練習用本文
————————
2014年1月3日(2803回)から、2014年7月19日(3000回)まで、ヘレン・マクロイの、ベイジル・ウィリングものの長篇「家蠅とカナリア(Cue for Murder)」(1942)を読みました。

2014年7月20日(3001回)から、2014年8月10日(3022回)まで、ヘレン・マクロイの、ベイジル・ウィリングものの長篇「小鬼の市(The Goblin Market)」(1943)を読みました。

2014年8月11日(3023回)から、2014年8月27日(3039回)まで、ヘレン・マクロイの長篇「ひとりで歩く女(She Walks Alone)」(1948)を読みました。

2014年8月28日(3040回)から、2014年9月6日(3049回)まで、ヘレン・マクロイのベイジル・ウィリングものの短篇「歌うダイアモンド(The Singing Diamonds)」(1949)を読みました。
————————
利用可能データ
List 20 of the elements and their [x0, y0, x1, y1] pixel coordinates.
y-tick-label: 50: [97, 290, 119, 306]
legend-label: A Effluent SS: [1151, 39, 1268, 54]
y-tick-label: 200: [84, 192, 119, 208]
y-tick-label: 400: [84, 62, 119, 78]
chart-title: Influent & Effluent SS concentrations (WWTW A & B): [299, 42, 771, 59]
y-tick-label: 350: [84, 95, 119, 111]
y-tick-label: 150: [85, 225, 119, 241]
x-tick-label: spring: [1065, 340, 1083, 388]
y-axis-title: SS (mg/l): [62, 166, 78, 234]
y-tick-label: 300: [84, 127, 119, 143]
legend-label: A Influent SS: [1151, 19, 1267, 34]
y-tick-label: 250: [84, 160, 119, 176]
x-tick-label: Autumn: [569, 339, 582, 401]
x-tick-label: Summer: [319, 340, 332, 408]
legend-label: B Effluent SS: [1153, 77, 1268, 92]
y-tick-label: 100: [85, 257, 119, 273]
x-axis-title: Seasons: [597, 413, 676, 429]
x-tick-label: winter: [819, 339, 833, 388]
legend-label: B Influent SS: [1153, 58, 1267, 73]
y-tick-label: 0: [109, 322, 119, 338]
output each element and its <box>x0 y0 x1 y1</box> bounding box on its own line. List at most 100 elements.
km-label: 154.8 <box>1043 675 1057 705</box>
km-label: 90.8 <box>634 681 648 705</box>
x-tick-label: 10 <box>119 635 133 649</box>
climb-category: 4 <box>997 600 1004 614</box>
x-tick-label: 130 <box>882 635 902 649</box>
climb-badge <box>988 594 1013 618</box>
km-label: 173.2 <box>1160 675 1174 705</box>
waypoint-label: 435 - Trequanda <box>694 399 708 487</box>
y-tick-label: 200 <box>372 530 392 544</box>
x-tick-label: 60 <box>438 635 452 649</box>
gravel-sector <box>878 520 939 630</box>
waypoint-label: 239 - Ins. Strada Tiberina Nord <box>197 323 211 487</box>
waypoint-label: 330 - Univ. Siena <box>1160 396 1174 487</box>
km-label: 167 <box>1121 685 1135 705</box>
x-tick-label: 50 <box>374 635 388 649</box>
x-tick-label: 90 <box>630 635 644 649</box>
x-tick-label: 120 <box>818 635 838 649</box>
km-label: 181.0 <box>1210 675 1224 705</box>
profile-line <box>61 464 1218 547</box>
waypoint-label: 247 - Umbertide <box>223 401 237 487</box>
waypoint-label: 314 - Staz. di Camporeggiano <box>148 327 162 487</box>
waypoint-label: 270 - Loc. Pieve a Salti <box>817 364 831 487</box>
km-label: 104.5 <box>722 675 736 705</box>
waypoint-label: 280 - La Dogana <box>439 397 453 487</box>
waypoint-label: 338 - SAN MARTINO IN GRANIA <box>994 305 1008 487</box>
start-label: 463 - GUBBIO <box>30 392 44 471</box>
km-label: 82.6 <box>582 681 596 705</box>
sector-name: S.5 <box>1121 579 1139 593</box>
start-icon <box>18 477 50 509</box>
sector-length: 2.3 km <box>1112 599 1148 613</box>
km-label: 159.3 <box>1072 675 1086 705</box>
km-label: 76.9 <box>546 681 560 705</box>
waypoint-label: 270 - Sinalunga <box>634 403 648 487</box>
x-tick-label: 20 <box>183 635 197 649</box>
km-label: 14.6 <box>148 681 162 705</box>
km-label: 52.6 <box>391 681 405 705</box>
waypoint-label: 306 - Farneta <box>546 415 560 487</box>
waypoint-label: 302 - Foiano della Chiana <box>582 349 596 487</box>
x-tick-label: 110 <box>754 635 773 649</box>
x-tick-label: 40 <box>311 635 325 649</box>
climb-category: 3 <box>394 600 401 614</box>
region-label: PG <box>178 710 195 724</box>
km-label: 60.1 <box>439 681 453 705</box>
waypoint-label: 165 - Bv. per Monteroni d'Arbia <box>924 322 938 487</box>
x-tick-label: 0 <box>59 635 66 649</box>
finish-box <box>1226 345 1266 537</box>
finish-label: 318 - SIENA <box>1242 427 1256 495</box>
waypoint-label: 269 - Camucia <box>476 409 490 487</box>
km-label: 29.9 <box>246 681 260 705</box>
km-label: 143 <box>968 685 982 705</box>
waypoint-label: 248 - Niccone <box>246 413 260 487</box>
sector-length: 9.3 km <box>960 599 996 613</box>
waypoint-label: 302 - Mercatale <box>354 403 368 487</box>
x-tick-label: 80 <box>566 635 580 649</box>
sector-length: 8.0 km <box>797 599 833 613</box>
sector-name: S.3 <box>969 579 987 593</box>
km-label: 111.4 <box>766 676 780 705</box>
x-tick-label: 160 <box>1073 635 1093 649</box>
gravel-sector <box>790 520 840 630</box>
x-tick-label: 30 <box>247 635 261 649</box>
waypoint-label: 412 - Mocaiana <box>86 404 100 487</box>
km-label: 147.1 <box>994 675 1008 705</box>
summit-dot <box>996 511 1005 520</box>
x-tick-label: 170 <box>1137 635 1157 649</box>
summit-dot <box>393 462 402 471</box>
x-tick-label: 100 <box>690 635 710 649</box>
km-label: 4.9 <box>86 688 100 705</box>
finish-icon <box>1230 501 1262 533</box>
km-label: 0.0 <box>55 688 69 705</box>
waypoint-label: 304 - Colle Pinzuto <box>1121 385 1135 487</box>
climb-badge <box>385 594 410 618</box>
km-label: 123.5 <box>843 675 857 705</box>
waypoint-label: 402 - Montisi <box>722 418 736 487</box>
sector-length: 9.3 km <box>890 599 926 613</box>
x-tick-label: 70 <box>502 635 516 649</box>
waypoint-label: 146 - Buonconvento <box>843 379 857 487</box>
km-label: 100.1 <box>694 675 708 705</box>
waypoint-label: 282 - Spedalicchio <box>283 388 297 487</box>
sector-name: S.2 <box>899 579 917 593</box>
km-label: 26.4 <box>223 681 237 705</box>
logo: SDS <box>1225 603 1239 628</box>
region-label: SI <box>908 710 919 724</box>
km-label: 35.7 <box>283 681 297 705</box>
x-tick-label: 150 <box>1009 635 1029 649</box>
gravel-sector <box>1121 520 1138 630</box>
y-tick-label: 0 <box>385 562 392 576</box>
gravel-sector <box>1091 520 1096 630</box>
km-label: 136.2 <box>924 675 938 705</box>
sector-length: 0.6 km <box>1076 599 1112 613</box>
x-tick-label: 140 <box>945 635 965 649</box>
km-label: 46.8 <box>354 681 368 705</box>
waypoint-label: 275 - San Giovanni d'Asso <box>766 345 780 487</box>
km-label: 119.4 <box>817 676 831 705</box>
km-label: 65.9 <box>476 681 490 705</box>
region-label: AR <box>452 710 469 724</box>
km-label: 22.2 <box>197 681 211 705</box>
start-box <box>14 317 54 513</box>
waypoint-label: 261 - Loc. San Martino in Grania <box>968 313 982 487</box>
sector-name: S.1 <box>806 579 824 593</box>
————————
課題内容
上の練習用本文を、一字一句変えずに全文書き写してもらえますか？

解答
2014年1月3日(2803回)から、2014年7月19日(3000回)まで、ヘレン・マクロイの、ベイジル・ウィリングものの長篇「家蠅とカナリア(Cue for Murder)」(1942)を読みました。

2014年7月20日(3001回)から、2014年8月10日(3022回)まで、ヘレン・マクロイの、ベイジル・ウィリングものの長篇「小鬼の市(The Goblin Market)」(1943)を読みました。

2014年8月11日(3023回)から、2014年8月27日(3039回)まで、ヘレン・マクロイの長篇「ひとりで歩く女(She Walks Alone)」(1948)を読みました。

2014年8月28日(3040回)から、2014年9月6日(3049回)まで、ヘレン・マクロイのベイジル・ウィリングものの短篇「歌うダイアモンド(The Singing Diamonds)」(1949)を読みました。